[WRITTEN TASK]
Can you reproduce every item below word for word, leaving out the pictures?

[STORED DATA]

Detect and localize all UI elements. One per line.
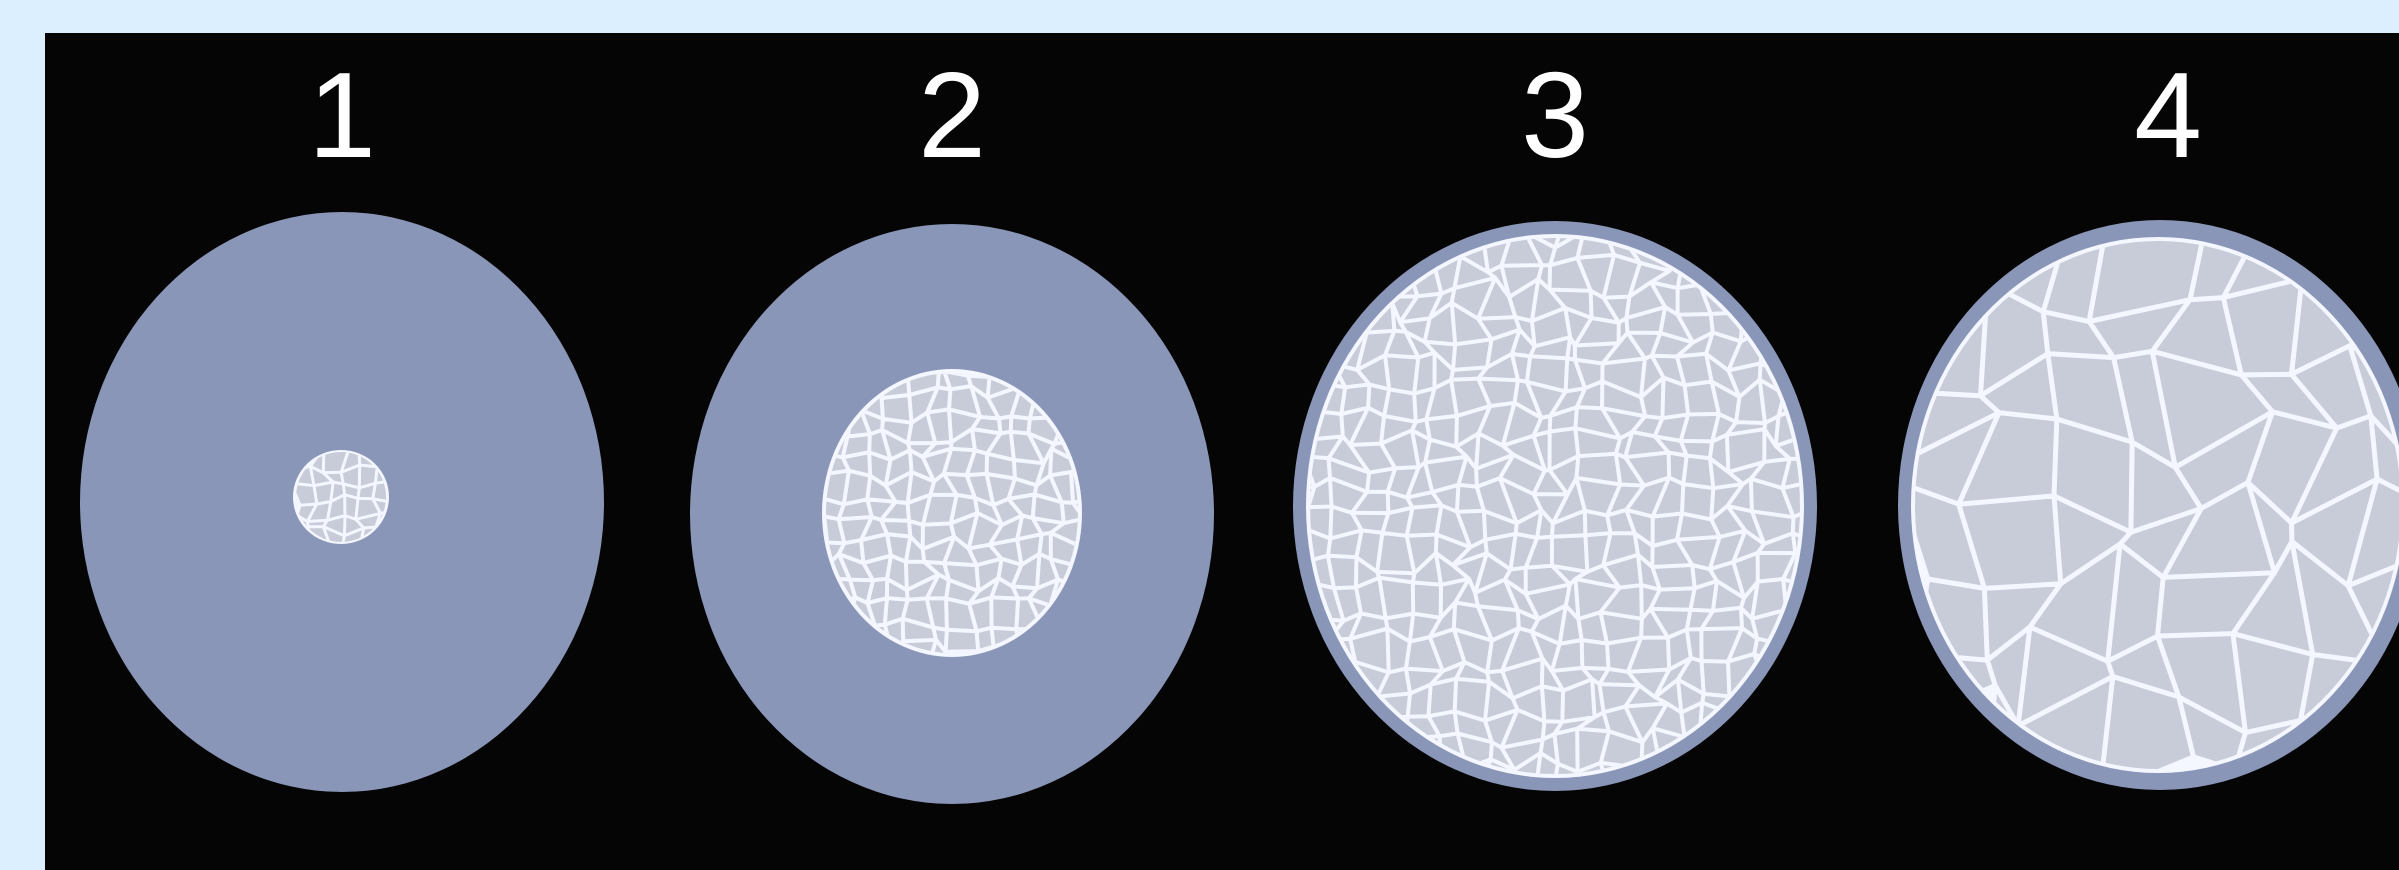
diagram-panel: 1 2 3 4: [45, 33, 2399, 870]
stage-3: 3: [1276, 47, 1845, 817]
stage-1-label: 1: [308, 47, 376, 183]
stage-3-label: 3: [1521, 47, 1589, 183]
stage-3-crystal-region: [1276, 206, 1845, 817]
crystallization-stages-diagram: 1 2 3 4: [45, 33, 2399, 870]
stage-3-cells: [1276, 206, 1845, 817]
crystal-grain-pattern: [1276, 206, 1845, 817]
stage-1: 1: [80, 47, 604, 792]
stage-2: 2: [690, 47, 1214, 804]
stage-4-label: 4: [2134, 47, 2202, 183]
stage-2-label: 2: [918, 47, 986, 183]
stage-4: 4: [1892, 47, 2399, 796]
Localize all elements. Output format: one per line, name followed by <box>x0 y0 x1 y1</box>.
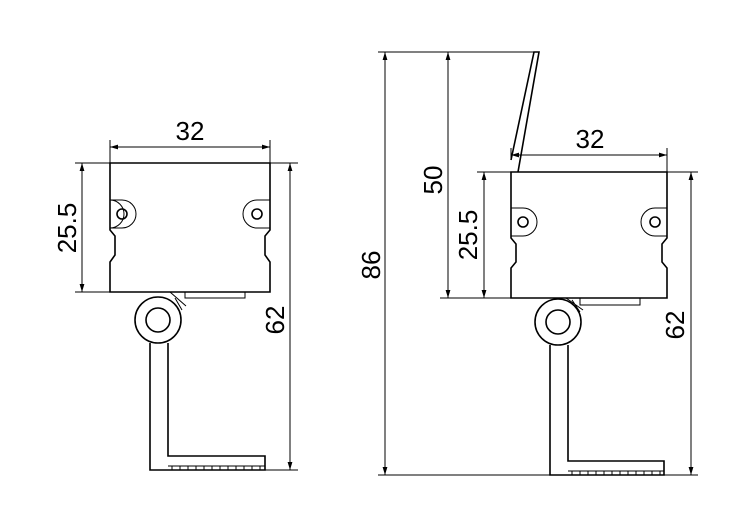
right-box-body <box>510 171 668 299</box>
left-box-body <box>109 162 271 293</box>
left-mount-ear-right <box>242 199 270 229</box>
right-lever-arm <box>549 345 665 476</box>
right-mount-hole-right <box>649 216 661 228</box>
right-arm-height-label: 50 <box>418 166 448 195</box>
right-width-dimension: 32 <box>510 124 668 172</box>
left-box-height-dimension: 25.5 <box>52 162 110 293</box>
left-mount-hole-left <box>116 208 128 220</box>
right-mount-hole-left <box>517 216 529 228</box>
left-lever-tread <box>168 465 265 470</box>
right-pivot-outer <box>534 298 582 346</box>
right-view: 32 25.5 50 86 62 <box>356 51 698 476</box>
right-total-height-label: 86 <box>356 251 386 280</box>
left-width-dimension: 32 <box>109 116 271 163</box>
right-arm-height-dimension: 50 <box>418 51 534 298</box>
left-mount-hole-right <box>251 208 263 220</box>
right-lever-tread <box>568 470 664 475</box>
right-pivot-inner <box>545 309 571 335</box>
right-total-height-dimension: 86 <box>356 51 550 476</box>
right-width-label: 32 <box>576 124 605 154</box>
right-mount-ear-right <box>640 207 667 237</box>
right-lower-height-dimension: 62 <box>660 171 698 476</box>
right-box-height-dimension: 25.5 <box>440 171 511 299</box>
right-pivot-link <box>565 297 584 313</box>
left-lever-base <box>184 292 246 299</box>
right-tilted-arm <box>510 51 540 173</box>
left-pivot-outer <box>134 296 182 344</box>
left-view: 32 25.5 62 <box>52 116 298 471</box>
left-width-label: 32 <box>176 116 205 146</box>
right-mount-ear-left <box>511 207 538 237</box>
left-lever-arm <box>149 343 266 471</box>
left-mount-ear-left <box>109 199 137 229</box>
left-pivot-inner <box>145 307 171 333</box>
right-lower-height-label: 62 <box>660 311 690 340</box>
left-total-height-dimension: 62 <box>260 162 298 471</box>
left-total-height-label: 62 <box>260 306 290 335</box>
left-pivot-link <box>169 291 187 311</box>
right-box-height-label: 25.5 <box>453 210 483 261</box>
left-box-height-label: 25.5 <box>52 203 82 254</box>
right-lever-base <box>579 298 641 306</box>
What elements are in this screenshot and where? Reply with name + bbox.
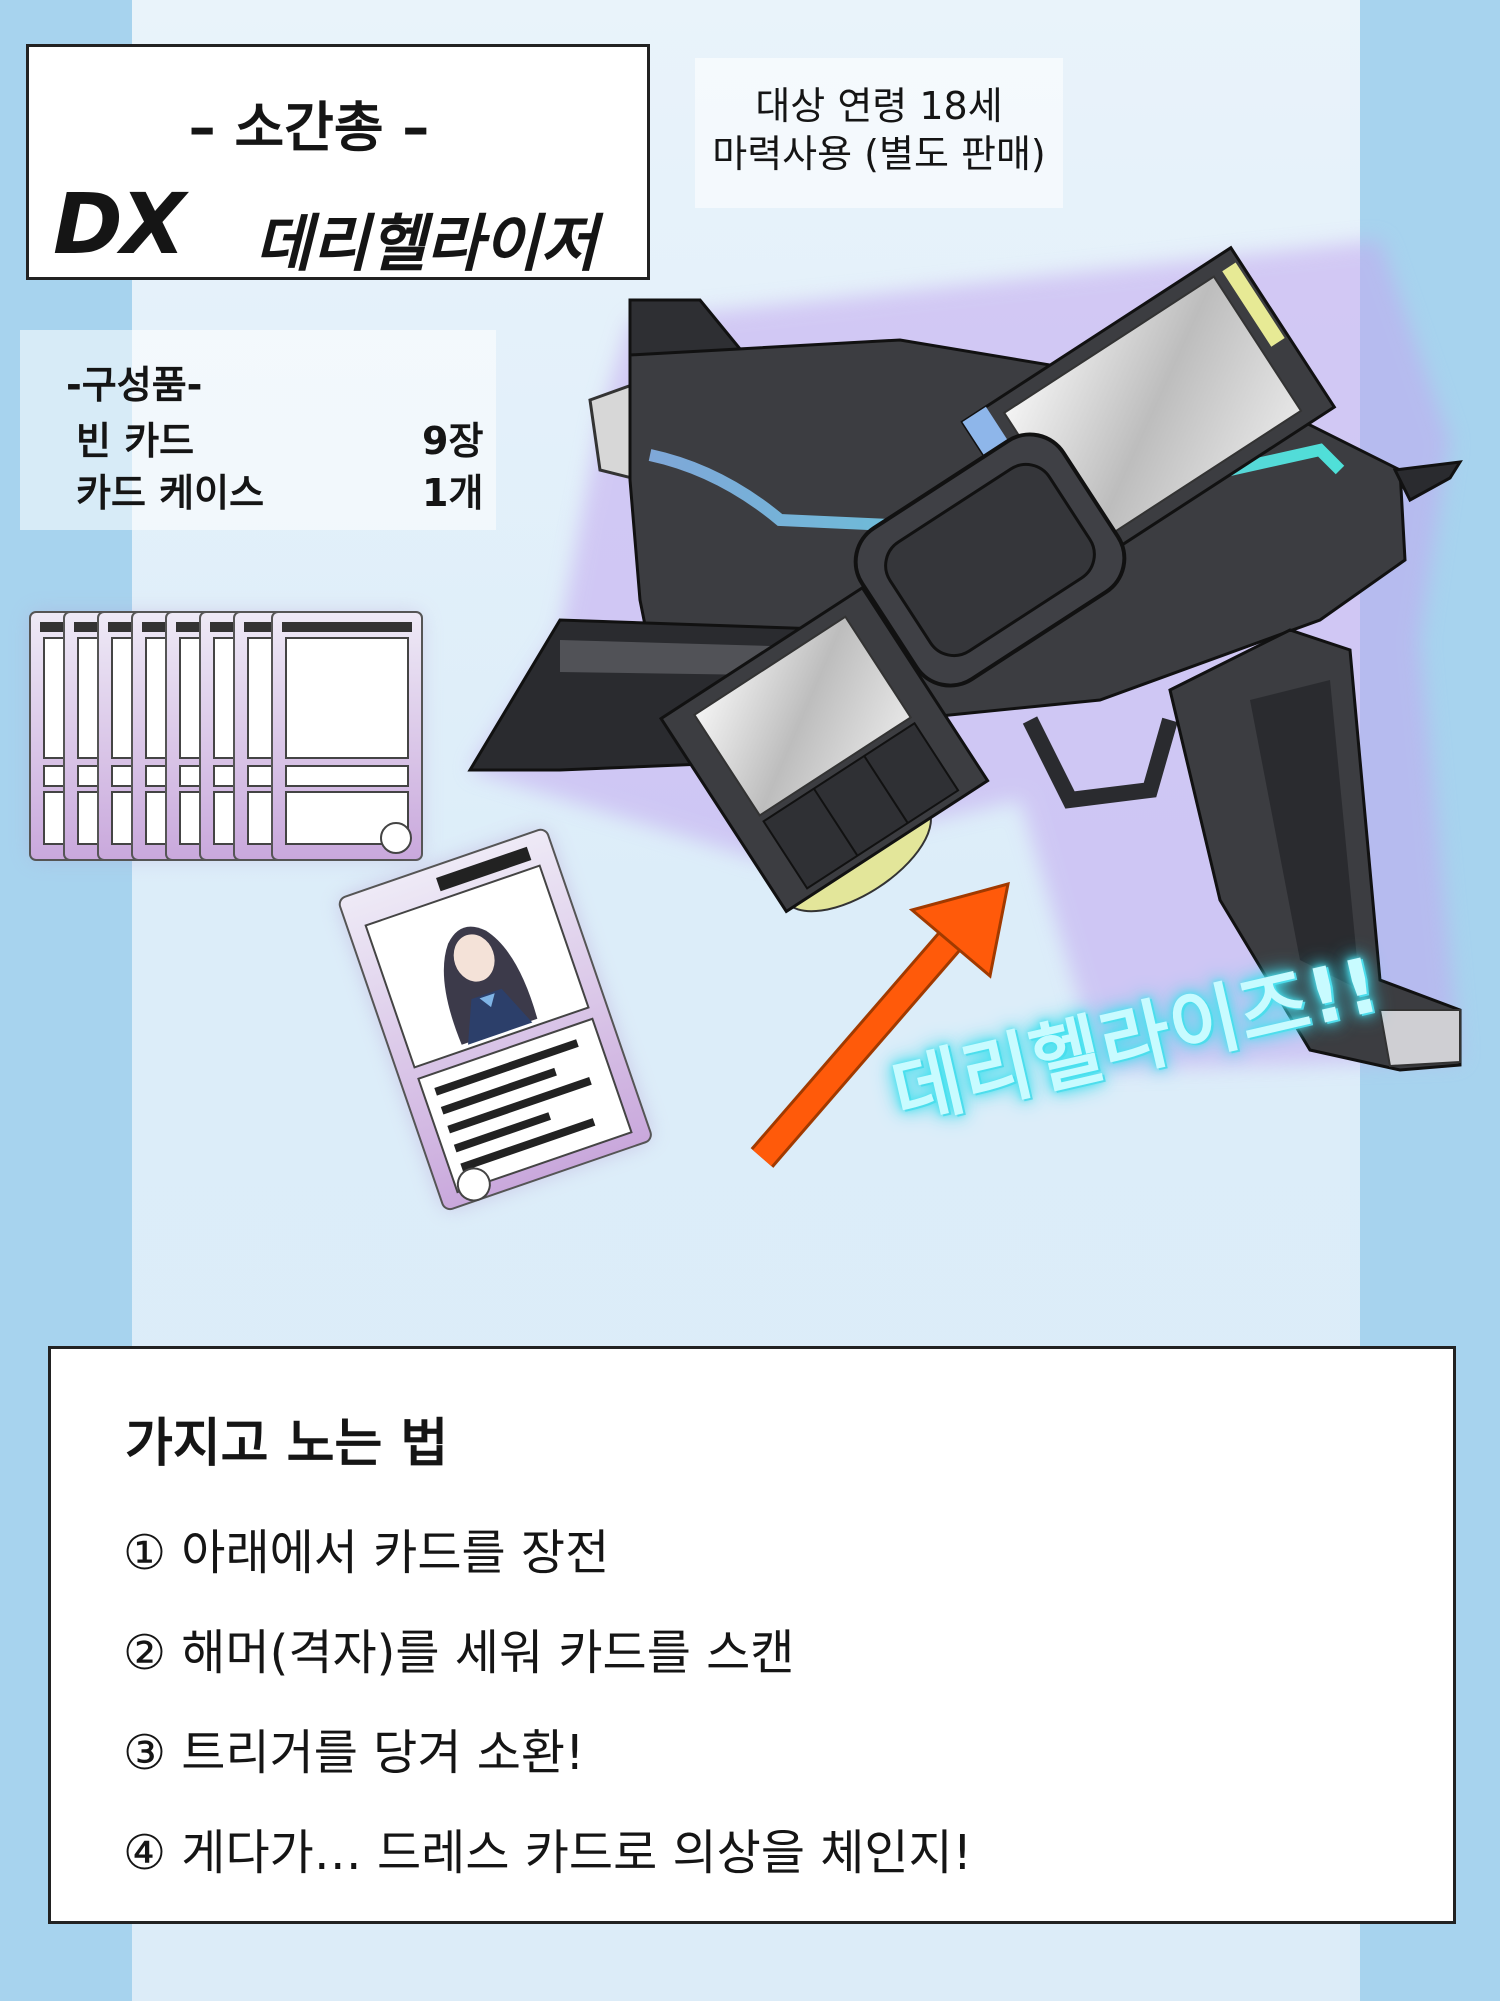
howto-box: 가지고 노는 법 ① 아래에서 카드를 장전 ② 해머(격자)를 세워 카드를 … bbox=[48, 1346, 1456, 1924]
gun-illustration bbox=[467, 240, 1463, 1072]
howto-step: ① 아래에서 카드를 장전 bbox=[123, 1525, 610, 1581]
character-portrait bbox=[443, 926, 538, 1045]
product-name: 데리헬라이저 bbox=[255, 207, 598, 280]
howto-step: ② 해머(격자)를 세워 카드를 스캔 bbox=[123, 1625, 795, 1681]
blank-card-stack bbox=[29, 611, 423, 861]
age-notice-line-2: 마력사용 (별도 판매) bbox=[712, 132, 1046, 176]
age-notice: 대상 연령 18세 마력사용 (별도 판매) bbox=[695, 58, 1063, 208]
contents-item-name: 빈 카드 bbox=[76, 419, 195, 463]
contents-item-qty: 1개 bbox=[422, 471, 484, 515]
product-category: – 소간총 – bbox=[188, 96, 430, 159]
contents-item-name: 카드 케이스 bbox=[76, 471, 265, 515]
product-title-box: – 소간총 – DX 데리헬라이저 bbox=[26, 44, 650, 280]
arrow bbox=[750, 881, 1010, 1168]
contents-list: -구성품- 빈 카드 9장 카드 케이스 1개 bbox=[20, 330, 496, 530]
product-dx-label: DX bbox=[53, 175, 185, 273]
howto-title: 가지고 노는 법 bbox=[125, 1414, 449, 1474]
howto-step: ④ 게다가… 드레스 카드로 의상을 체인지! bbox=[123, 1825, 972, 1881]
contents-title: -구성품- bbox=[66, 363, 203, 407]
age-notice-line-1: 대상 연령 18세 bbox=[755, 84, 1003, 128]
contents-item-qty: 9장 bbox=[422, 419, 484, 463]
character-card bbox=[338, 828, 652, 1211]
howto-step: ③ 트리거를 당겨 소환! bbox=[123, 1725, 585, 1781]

[THE SOLUTION]
Detect and localize all UI elements. One per line.
diagram-panel: 1 2 3 4: [45, 33, 2399, 870]
stage-3: 3: [1276, 47, 1845, 817]
stage-1-label: 1: [308, 47, 376, 183]
stage-3-label: 3: [1521, 47, 1589, 183]
stage-3-crystal-region: [1276, 206, 1845, 817]
crystallization-stages-diagram: 1 2 3 4: [45, 33, 2399, 870]
stage-3-cells: [1276, 206, 1845, 817]
crystal-grain-pattern: [1276, 206, 1845, 817]
stage-1: 1: [80, 47, 604, 792]
stage-2: 2: [690, 47, 1214, 804]
stage-4-label: 4: [2134, 47, 2202, 183]
stage-2-label: 2: [918, 47, 986, 183]
stage-4: 4: [1892, 47, 2399, 796]
Localize all elements. Output format: one per line, name followed by <box>x0 y0 x1 y1</box>.
right-box-body <box>510 171 668 299</box>
left-box-body <box>109 162 271 293</box>
left-mount-ear-right <box>242 199 270 229</box>
right-lever-arm <box>549 345 665 476</box>
right-mount-hole-right <box>649 216 661 228</box>
right-arm-height-label: 50 <box>418 166 448 195</box>
right-width-dimension: 32 <box>510 124 668 172</box>
left-box-height-dimension: 25.5 <box>52 162 110 293</box>
left-mount-hole-left <box>116 208 128 220</box>
right-mount-hole-left <box>517 216 529 228</box>
left-lever-tread <box>168 465 265 470</box>
right-pivot-outer <box>534 298 582 346</box>
right-view: 32 25.5 50 86 62 <box>356 51 698 476</box>
right-total-height-label: 86 <box>356 251 386 280</box>
left-width-dimension: 32 <box>109 116 271 163</box>
right-arm-height-dimension: 50 <box>418 51 534 298</box>
left-mount-hole-right <box>251 208 263 220</box>
right-lever-tread <box>568 470 664 475</box>
right-pivot-inner <box>545 309 571 335</box>
right-total-height-dimension: 86 <box>356 51 550 476</box>
right-width-label: 32 <box>576 124 605 154</box>
right-mount-ear-right <box>640 207 667 237</box>
right-lower-height-dimension: 62 <box>660 171 698 476</box>
right-box-height-dimension: 25.5 <box>440 171 511 299</box>
right-pivot-link <box>565 297 584 313</box>
left-lever-base <box>184 292 246 299</box>
right-tilted-arm <box>510 51 540 173</box>
left-pivot-outer <box>134 296 182 344</box>
left-view: 32 25.5 62 <box>52 116 298 471</box>
left-width-label: 32 <box>176 116 205 146</box>
right-mount-ear-left <box>511 207 538 237</box>
left-lever-arm <box>149 343 266 471</box>
left-mount-ear-left <box>109 199 137 229</box>
left-pivot-inner <box>145 307 171 333</box>
right-lower-height-label: 62 <box>660 311 690 340</box>
left-total-height-dimension: 62 <box>260 162 298 471</box>
left-total-height-label: 62 <box>260 306 290 335</box>
left-pivot-link <box>169 291 187 311</box>
right-box-height-label: 25.5 <box>453 210 483 261</box>
left-box-height-label: 25.5 <box>52 203 82 254</box>
right-lever-base <box>579 298 641 306</box>
What elements are in this screenshot and where? Reply with name + bbox.
howto-box: 가지고 노는 법 ① 아래에서 카드를 장전 ② 해머(격자)를 세워 카드를 … bbox=[48, 1346, 1456, 1924]
gun-illustration bbox=[467, 240, 1463, 1072]
howto-step: ① 아래에서 카드를 장전 bbox=[123, 1525, 610, 1581]
character-portrait bbox=[443, 926, 538, 1045]
product-name: 데리헬라이저 bbox=[255, 207, 598, 280]
howto-step: ② 해머(격자)를 세워 카드를 스캔 bbox=[123, 1625, 795, 1681]
blank-card-stack bbox=[29, 611, 423, 861]
age-notice-line-2: 마력사용 (별도 판매) bbox=[712, 132, 1046, 176]
age-notice: 대상 연령 18세 마력사용 (별도 판매) bbox=[695, 58, 1063, 208]
contents-item-name: 빈 카드 bbox=[76, 419, 195, 463]
contents-item-qty: 1개 bbox=[422, 471, 484, 515]
product-category: – 소간총 – bbox=[188, 96, 430, 159]
contents-item-name: 카드 케이스 bbox=[76, 471, 265, 515]
product-title-box: – 소간총 – DX 데리헬라이저 bbox=[26, 44, 650, 280]
arrow bbox=[750, 881, 1010, 1168]
contents-list: -구성품- 빈 카드 9장 카드 케이스 1개 bbox=[20, 330, 496, 530]
product-dx-label: DX bbox=[53, 175, 185, 273]
howto-title: 가지고 노는 법 bbox=[125, 1414, 449, 1474]
howto-step: ④ 게다가… 드레스 카드로 의상을 체인지! bbox=[123, 1825, 972, 1881]
contents-title: -구성품- bbox=[66, 363, 203, 407]
age-notice-line-1: 대상 연령 18세 bbox=[755, 84, 1003, 128]
contents-item-qty: 9장 bbox=[422, 419, 484, 463]
character-card bbox=[338, 828, 652, 1211]
howto-step: ③ 트리거를 당겨 소환! bbox=[123, 1725, 585, 1781]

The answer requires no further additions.